— Aim of the exercise —
Only the pictures are to be left out; set down the rest of the records exactly.

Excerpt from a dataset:

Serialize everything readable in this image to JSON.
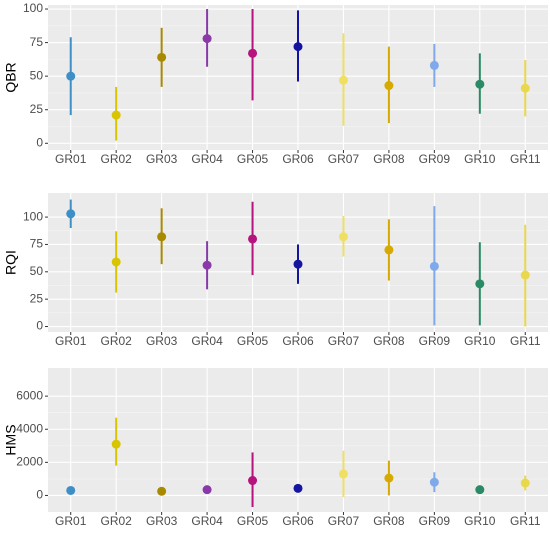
{
  "chart_data": [
    {
      "type": "pointrange",
      "ylabel": "QBR",
      "categories": [
        "GR01",
        "GR02",
        "GR03",
        "GR04",
        "GR05",
        "GR06",
        "GR07",
        "GR08",
        "GR09",
        "GR10",
        "GR11"
      ],
      "values": [
        50,
        21,
        64,
        78,
        67,
        72,
        47,
        43,
        58,
        44,
        41
      ],
      "lower": [
        21,
        2,
        42,
        57,
        32,
        46,
        13,
        15,
        42,
        22,
        20
      ],
      "upper": [
        79,
        42,
        86,
        100,
        100,
        99,
        82,
        72,
        74,
        67,
        62
      ],
      "colors": [
        "#3f8fc7",
        "#d9c400",
        "#a88a00",
        "#8a3aa8",
        "#b5137e",
        "#1414a0",
        "#efe064",
        "#d6aa00",
        "#7fa9ea",
        "#2b8a66",
        "#e9d84c"
      ],
      "ylim": [
        -5,
        103
      ],
      "yticks": [
        0,
        25,
        50,
        75,
        100
      ],
      "grid": true
    },
    {
      "type": "pointrange",
      "ylabel": "RQI",
      "categories": [
        "GR01",
        "GR02",
        "GR03",
        "GR04",
        "GR05",
        "GR06",
        "GR07",
        "GR08",
        "GR09",
        "GR10",
        "GR11"
      ],
      "values": [
        103,
        59,
        82,
        56,
        80,
        57,
        82,
        70,
        55,
        39,
        47
      ],
      "lower": [
        90,
        31,
        57,
        34,
        47,
        39,
        64,
        42,
        1,
        1,
        0
      ],
      "upper": [
        116,
        87,
        108,
        78,
        114,
        75,
        101,
        98,
        110,
        77,
        93
      ],
      "colors": [
        "#3f8fc7",
        "#d9c400",
        "#a88a00",
        "#8a3aa8",
        "#b5137e",
        "#1414a0",
        "#efe064",
        "#d6aa00",
        "#7fa9ea",
        "#2b8a66",
        "#e9d84c"
      ],
      "ylim": [
        -5,
        122
      ],
      "yticks": [
        0,
        25,
        50,
        75,
        100
      ],
      "grid": true
    },
    {
      "type": "pointrange",
      "ylabel": "HMS",
      "categories": [
        "GR01",
        "GR02",
        "GR03",
        "GR04",
        "GR05",
        "GR06",
        "GR07",
        "GR08",
        "GR09",
        "GR10",
        "GR11"
      ],
      "values": [
        300,
        3100,
        250,
        350,
        900,
        430,
        1300,
        1050,
        800,
        350,
        750
      ],
      "lower": [
        100,
        1800,
        50,
        100,
        -700,
        250,
        -100,
        0,
        200,
        150,
        300
      ],
      "upper": [
        500,
        4700,
        450,
        600,
        2600,
        620,
        2700,
        2100,
        1400,
        550,
        1200
      ],
      "colors": [
        "#3f8fc7",
        "#d9c400",
        "#a88a00",
        "#8a3aa8",
        "#b5137e",
        "#1414a0",
        "#efe064",
        "#d6aa00",
        "#7fa9ea",
        "#2b8a66",
        "#e9d84c"
      ],
      "ylim": [
        -1000,
        7700
      ],
      "yticks": [
        0,
        2000,
        4000,
        6000
      ],
      "grid": true
    }
  ]
}
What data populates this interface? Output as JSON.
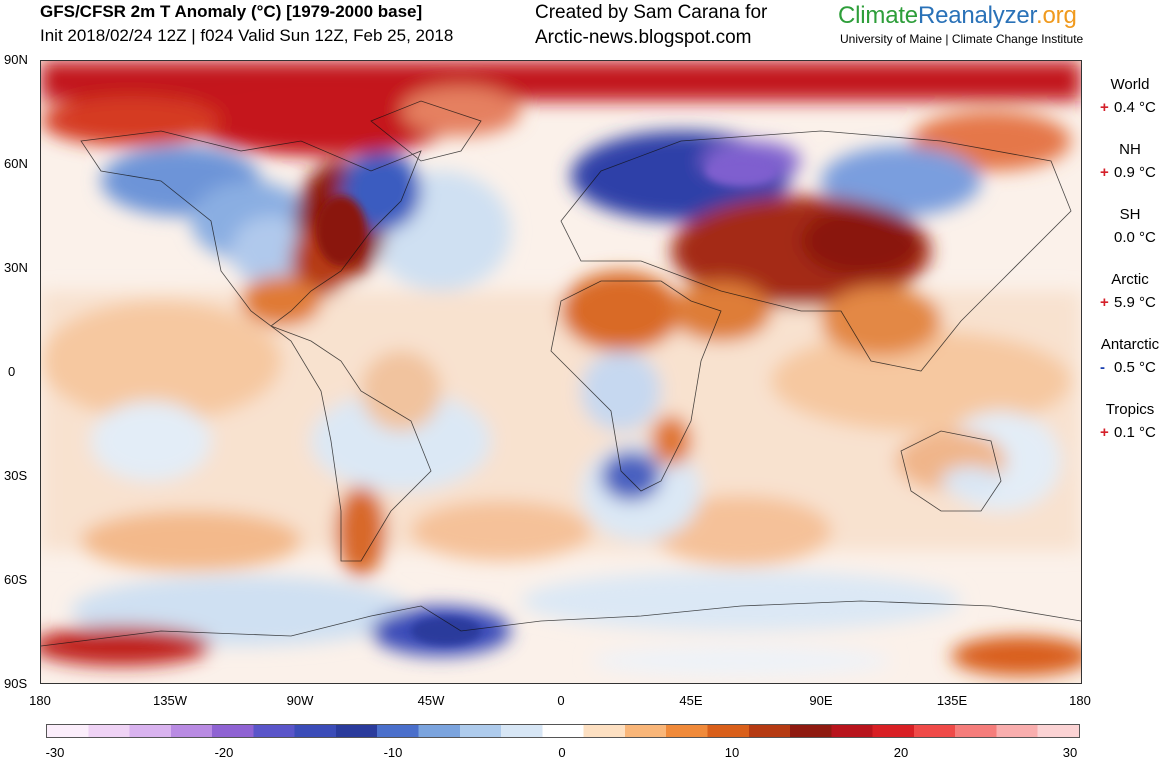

— Exercise answer —
Serialize everything readable in this image to JSON.
{
  "chart_data": [
    {
      "type": "pointrange",
      "ylabel": "QBR",
      "categories": [
        "GR01",
        "GR02",
        "GR03",
        "GR04",
        "GR05",
        "GR06",
        "GR07",
        "GR08",
        "GR09",
        "GR10",
        "GR11"
      ],
      "values": [
        50,
        21,
        64,
        78,
        67,
        72,
        47,
        43,
        58,
        44,
        41
      ],
      "lower": [
        21,
        2,
        42,
        57,
        32,
        46,
        13,
        15,
        42,
        22,
        20
      ],
      "upper": [
        79,
        42,
        86,
        100,
        100,
        99,
        82,
        72,
        74,
        67,
        62
      ],
      "colors": [
        "#3f8fc7",
        "#d9c400",
        "#a88a00",
        "#8a3aa8",
        "#b5137e",
        "#1414a0",
        "#efe064",
        "#d6aa00",
        "#7fa9ea",
        "#2b8a66",
        "#e9d84c"
      ],
      "ylim": [
        -5,
        103
      ],
      "yticks": [
        0,
        25,
        50,
        75,
        100
      ],
      "grid": true
    },
    {
      "type": "pointrange",
      "ylabel": "RQI",
      "categories": [
        "GR01",
        "GR02",
        "GR03",
        "GR04",
        "GR05",
        "GR06",
        "GR07",
        "GR08",
        "GR09",
        "GR10",
        "GR11"
      ],
      "values": [
        103,
        59,
        82,
        56,
        80,
        57,
        82,
        70,
        55,
        39,
        47
      ],
      "lower": [
        90,
        31,
        57,
        34,
        47,
        39,
        64,
        42,
        1,
        1,
        0
      ],
      "upper": [
        116,
        87,
        108,
        78,
        114,
        75,
        101,
        98,
        110,
        77,
        93
      ],
      "colors": [
        "#3f8fc7",
        "#d9c400",
        "#a88a00",
        "#8a3aa8",
        "#b5137e",
        "#1414a0",
        "#efe064",
        "#d6aa00",
        "#7fa9ea",
        "#2b8a66",
        "#e9d84c"
      ],
      "ylim": [
        -5,
        122
      ],
      "yticks": [
        0,
        25,
        50,
        75,
        100
      ],
      "grid": true
    },
    {
      "type": "pointrange",
      "ylabel": "HMS",
      "categories": [
        "GR01",
        "GR02",
        "GR03",
        "GR04",
        "GR05",
        "GR06",
        "GR07",
        "GR08",
        "GR09",
        "GR10",
        "GR11"
      ],
      "values": [
        300,
        3100,
        250,
        350,
        900,
        430,
        1300,
        1050,
        800,
        350,
        750
      ],
      "lower": [
        100,
        1800,
        50,
        100,
        -700,
        250,
        -100,
        0,
        200,
        150,
        300
      ],
      "upper": [
        500,
        4700,
        450,
        600,
        2600,
        620,
        2700,
        2100,
        1400,
        550,
        1200
      ],
      "colors": [
        "#3f8fc7",
        "#d9c400",
        "#a88a00",
        "#8a3aa8",
        "#b5137e",
        "#1414a0",
        "#efe064",
        "#d6aa00",
        "#7fa9ea",
        "#2b8a66",
        "#e9d84c"
      ],
      "ylim": [
        -1000,
        7700
      ],
      "yticks": [
        0,
        2000,
        4000,
        6000
      ],
      "grid": true
    }
  ]
}
What data populates this interface? Output as JSON.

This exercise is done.